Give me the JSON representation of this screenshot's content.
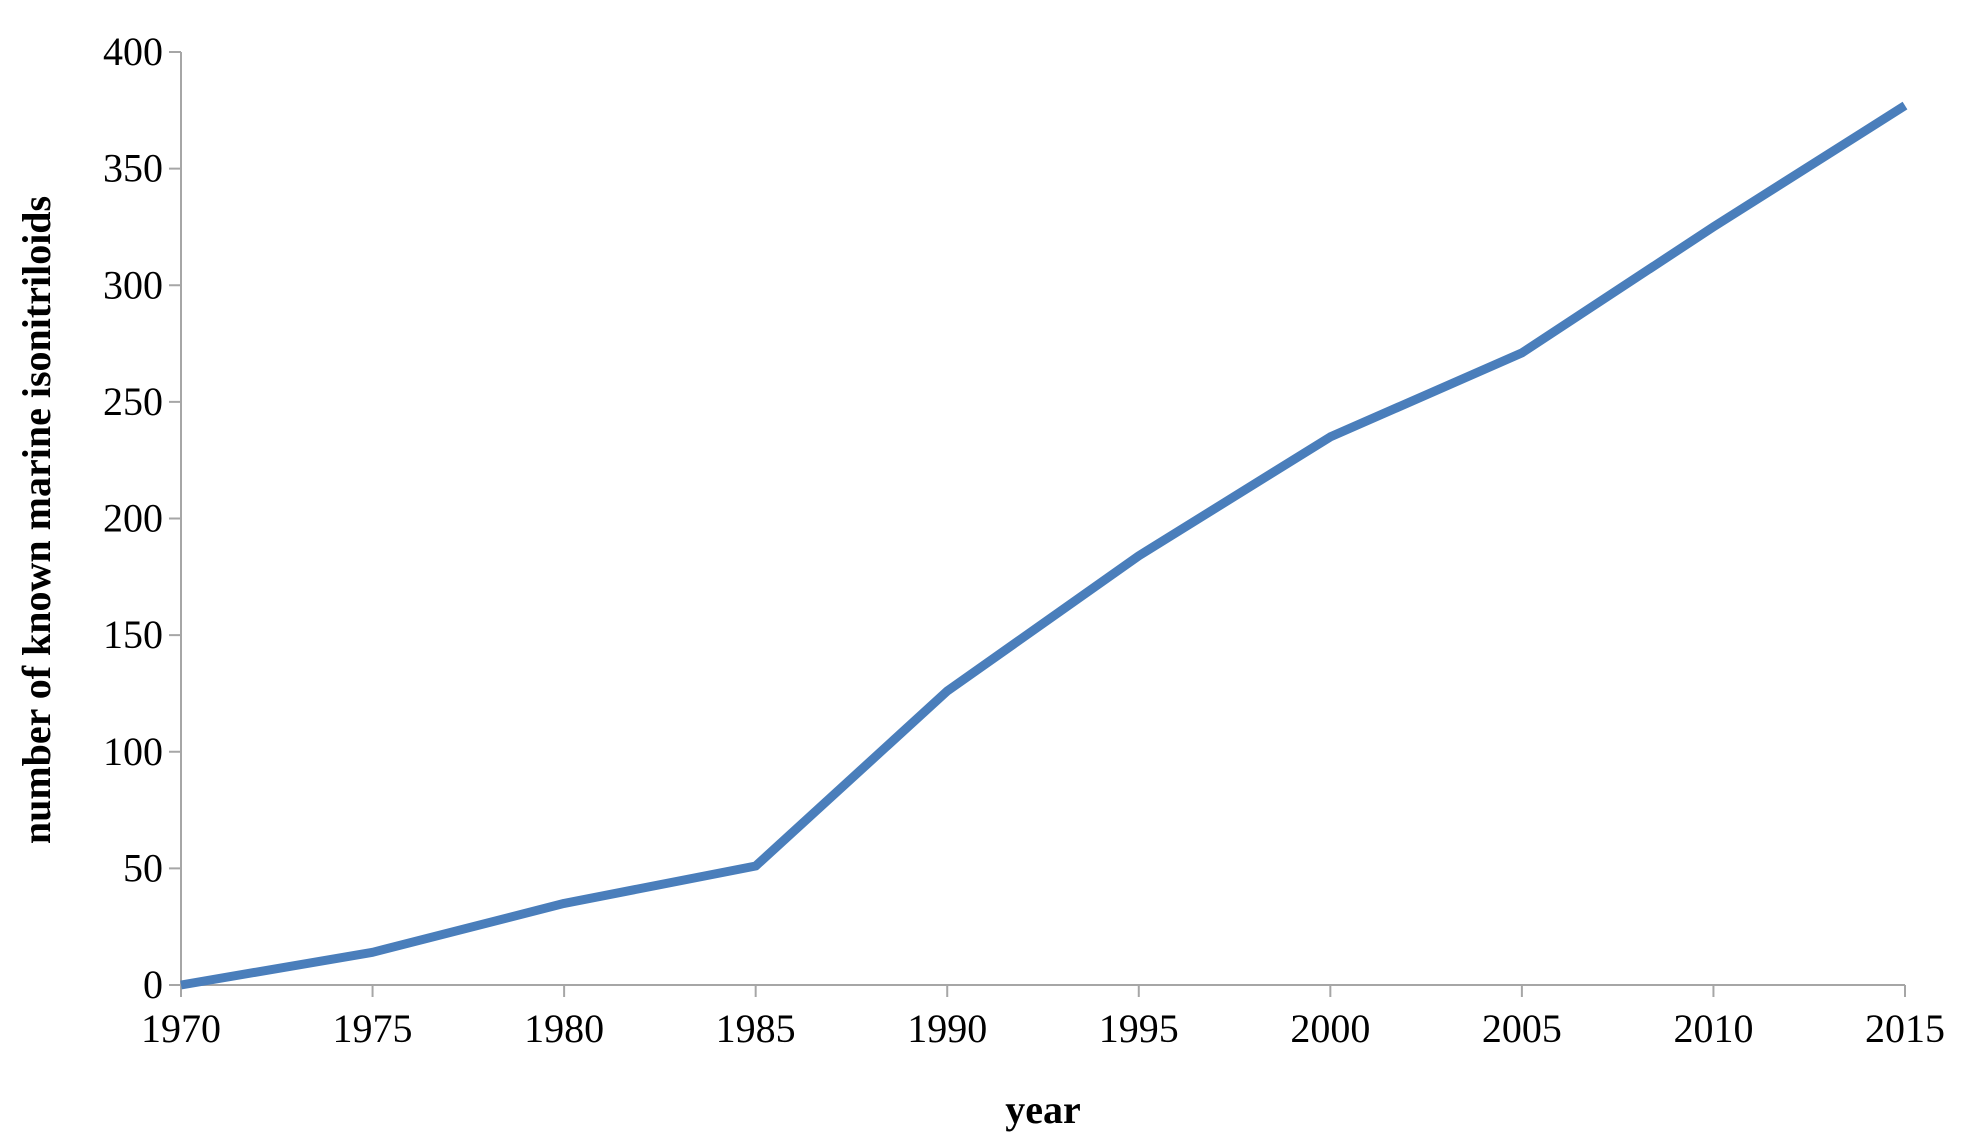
{
  "chart_data": {
    "type": "line",
    "title": "",
    "xlabel": "year",
    "ylabel": "number of known marine isonitriloids",
    "x": [
      1970,
      1975,
      1980,
      1985,
      1990,
      1995,
      2000,
      2005,
      2010,
      2015
    ],
    "xlim": [
      1970,
      2015
    ],
    "ylim": [
      0,
      400
    ],
    "y_ticks": [
      0,
      50,
      100,
      150,
      200,
      250,
      300,
      350,
      400
    ],
    "x_ticks": [
      1970,
      1975,
      1980,
      1985,
      1990,
      1995,
      2000,
      2005,
      2010,
      2015
    ],
    "series": [
      {
        "values": [
          0,
          14,
          35,
          51,
          126,
          184,
          235,
          271,
          325,
          377
        ],
        "color": "#4a7ebb"
      }
    ],
    "grid": false,
    "legend": "none",
    "axis_color": "#a6a6a6"
  }
}
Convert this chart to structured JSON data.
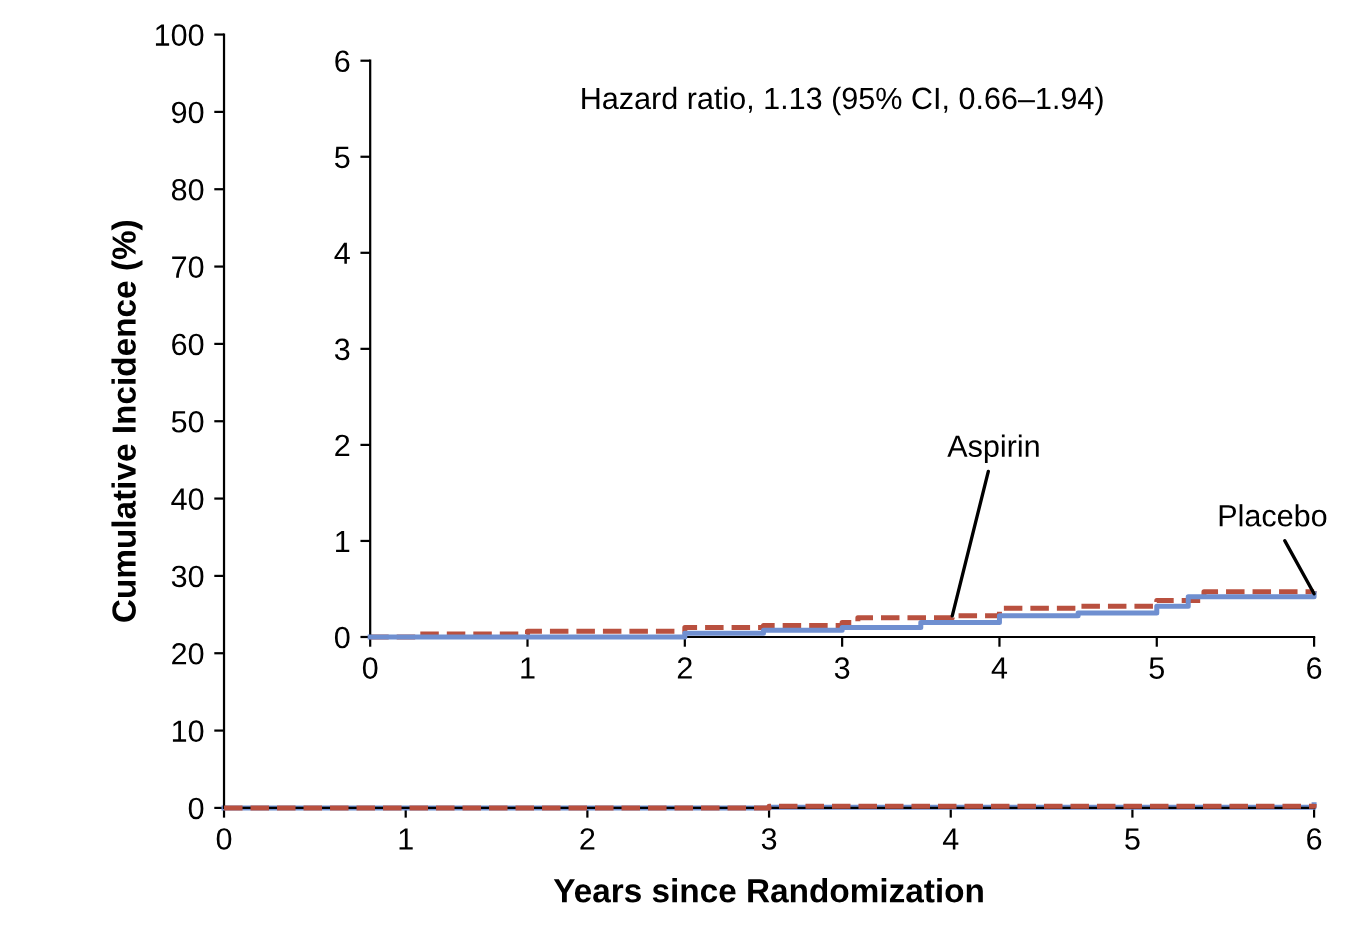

----------------------------------------

Exercise details —
Leave the pictures out and print the records above exactly as they stand.

Solution to the exercise —
Give me the JSON representation of this screenshot's content.
{
  "chart_data": {
    "type": "line",
    "title": "",
    "xlabel": "year",
    "ylabel": "number of known marine isonitriloids",
    "x": [
      1970,
      1975,
      1980,
      1985,
      1990,
      1995,
      2000,
      2005,
      2010,
      2015
    ],
    "xlim": [
      1970,
      2015
    ],
    "ylim": [
      0,
      400
    ],
    "y_ticks": [
      0,
      50,
      100,
      150,
      200,
      250,
      300,
      350,
      400
    ],
    "x_ticks": [
      1970,
      1975,
      1980,
      1985,
      1990,
      1995,
      2000,
      2005,
      2010,
      2015
    ],
    "series": [
      {
        "values": [
          0,
          14,
          35,
          51,
          126,
          184,
          235,
          271,
          325,
          377
        ],
        "color": "#4a7ebb"
      }
    ],
    "grid": false,
    "legend": "none",
    "axis_color": "#a6a6a6"
  }
}
Convert this chart to structured JSON data.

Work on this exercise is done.